··· Dataset
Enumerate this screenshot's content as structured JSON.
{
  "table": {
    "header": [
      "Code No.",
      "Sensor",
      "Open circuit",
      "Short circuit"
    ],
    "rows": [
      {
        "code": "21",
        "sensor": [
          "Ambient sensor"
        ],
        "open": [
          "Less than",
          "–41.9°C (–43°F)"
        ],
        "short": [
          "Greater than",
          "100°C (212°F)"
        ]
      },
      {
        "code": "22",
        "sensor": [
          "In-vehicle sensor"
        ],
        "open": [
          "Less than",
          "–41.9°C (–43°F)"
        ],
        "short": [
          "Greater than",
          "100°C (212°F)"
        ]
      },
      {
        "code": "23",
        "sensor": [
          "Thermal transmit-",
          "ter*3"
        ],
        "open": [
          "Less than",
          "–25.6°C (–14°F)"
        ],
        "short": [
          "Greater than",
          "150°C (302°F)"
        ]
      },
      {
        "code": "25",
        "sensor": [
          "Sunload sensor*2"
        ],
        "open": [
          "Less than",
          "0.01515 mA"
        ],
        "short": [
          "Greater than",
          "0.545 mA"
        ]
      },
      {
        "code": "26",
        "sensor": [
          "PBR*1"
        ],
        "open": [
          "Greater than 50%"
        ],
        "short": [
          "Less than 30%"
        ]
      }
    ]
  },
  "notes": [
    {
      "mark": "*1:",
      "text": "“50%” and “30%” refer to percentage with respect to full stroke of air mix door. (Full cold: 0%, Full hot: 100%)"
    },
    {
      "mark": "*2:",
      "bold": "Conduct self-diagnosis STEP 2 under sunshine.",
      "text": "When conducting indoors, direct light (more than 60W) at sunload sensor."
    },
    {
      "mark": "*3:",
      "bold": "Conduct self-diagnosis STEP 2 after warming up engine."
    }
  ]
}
······
··· Dataset
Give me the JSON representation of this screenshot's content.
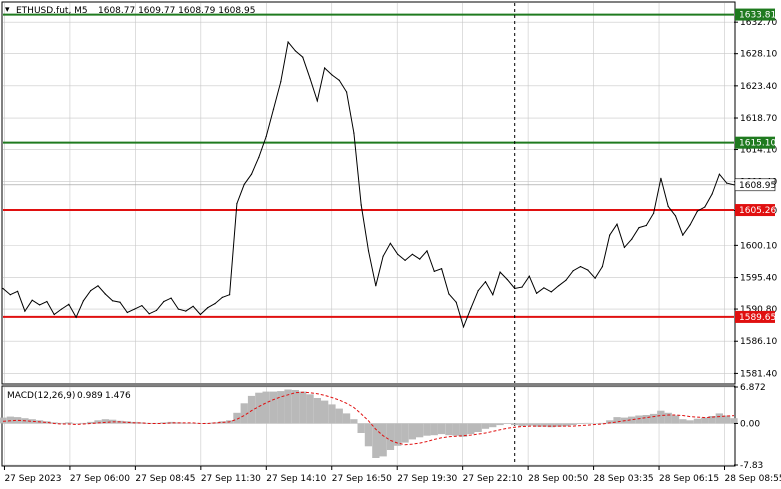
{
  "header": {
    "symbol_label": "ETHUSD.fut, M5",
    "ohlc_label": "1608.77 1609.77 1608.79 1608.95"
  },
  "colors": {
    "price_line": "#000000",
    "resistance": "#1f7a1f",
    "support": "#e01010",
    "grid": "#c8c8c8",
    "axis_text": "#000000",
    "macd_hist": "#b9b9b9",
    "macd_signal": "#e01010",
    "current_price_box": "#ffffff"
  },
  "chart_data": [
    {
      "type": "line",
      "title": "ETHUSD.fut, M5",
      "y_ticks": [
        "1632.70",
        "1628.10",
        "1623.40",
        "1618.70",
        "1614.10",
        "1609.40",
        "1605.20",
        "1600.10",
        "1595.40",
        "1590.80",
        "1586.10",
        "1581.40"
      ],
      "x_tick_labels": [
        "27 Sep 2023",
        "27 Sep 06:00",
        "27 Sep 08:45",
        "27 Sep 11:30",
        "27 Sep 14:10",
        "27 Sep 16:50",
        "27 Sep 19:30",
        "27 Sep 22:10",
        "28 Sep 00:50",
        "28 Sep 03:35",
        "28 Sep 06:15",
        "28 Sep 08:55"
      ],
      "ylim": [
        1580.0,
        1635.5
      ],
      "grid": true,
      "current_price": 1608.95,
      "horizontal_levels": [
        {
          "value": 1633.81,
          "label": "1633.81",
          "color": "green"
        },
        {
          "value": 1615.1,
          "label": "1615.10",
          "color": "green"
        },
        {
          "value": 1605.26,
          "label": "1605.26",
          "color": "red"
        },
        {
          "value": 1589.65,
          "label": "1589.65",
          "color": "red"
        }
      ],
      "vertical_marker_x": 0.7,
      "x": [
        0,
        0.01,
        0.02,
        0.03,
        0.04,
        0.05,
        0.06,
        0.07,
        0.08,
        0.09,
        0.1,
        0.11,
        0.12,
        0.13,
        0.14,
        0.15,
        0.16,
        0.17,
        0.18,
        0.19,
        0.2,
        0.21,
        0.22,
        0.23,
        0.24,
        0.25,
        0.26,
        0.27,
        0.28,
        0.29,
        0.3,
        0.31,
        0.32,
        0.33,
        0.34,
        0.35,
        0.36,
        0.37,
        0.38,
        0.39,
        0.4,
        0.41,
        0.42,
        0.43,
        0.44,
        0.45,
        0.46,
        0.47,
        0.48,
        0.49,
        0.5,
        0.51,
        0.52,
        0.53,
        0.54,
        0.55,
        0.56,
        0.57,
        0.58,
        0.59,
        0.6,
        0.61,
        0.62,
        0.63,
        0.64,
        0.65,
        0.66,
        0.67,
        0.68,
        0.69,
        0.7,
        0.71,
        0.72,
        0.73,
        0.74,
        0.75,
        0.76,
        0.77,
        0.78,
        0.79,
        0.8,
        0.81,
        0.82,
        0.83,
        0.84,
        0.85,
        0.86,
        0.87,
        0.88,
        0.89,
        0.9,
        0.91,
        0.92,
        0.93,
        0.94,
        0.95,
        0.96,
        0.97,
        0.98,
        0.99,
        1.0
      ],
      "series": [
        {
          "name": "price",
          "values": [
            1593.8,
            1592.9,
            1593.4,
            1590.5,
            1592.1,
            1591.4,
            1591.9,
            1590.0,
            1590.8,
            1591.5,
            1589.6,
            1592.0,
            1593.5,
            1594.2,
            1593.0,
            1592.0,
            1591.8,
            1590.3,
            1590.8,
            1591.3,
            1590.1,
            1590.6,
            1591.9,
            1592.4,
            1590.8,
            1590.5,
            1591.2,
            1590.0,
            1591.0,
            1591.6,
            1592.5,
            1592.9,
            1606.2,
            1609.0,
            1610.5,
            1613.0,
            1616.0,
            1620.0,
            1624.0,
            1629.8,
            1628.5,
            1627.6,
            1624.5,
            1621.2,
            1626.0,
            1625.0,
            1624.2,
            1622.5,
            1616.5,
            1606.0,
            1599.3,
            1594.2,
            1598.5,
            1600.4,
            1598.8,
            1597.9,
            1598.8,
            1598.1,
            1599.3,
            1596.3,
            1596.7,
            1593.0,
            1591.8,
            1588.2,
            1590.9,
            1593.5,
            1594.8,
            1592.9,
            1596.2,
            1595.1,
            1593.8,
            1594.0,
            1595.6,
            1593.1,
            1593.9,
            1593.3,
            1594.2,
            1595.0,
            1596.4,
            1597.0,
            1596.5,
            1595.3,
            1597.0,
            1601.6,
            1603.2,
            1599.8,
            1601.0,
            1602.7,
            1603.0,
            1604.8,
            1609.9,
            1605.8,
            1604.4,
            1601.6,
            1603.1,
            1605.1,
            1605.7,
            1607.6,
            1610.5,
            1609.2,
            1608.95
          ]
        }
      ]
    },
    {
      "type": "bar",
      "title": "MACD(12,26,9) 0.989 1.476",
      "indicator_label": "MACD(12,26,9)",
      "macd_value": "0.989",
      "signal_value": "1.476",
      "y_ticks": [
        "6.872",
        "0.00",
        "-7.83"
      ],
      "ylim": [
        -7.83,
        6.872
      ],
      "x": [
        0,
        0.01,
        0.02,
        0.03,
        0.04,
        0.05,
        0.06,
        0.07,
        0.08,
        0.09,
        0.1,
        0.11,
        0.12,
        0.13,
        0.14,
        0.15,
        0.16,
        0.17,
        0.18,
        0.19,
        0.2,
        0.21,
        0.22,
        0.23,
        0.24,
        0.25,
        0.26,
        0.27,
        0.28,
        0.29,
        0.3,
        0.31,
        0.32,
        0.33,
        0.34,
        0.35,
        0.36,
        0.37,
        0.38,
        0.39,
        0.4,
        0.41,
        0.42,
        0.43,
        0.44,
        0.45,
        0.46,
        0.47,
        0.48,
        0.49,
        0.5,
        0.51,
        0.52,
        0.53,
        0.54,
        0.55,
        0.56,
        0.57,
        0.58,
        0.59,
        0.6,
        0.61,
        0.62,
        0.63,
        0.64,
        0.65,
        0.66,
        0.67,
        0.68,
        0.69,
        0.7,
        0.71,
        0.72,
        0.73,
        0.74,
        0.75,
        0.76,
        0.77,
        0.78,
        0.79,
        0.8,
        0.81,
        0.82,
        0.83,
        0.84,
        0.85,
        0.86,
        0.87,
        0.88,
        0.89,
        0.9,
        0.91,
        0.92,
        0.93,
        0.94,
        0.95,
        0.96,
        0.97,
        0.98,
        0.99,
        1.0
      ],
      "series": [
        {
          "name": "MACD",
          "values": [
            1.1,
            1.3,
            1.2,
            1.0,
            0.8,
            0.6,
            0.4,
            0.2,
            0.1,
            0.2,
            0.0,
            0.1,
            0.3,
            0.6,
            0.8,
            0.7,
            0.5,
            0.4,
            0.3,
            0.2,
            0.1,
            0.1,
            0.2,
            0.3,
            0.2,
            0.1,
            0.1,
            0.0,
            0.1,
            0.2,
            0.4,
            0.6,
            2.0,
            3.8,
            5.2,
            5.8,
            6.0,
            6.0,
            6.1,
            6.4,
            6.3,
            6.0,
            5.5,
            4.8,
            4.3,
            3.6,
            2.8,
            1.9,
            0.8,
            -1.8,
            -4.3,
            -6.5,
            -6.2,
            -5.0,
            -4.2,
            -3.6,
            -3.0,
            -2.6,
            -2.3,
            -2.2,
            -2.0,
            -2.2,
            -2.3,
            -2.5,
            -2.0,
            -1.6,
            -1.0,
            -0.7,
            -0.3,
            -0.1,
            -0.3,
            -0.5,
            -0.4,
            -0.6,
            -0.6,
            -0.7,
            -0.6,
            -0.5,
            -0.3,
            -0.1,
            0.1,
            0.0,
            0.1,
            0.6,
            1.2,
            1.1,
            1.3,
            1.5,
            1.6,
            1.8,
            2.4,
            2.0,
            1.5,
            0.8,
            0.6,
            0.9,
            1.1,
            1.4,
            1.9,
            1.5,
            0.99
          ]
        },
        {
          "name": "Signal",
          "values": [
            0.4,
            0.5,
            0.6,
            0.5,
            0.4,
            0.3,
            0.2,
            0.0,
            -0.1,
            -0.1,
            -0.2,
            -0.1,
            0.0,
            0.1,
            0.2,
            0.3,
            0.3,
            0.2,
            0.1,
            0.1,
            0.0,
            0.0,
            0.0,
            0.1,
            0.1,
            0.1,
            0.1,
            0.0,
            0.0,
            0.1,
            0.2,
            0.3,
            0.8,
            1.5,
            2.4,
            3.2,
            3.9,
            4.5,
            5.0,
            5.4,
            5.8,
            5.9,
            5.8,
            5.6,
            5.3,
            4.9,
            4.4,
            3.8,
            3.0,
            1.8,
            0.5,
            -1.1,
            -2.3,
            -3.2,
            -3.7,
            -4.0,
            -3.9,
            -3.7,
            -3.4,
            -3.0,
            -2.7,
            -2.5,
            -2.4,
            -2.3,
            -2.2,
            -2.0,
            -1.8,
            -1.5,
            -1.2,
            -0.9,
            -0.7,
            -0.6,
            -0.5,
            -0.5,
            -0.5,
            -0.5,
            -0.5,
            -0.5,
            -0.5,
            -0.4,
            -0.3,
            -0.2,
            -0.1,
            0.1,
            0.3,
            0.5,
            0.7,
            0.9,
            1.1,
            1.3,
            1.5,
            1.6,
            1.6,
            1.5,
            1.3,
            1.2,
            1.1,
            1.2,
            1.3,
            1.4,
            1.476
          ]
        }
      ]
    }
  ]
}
······
▶ Description of the task
Filter lines by "this" and return each hit.

▶ Full response
Enumerate this screenshot's content as structured JSON.
Give me the JSON representation of this screenshot's content.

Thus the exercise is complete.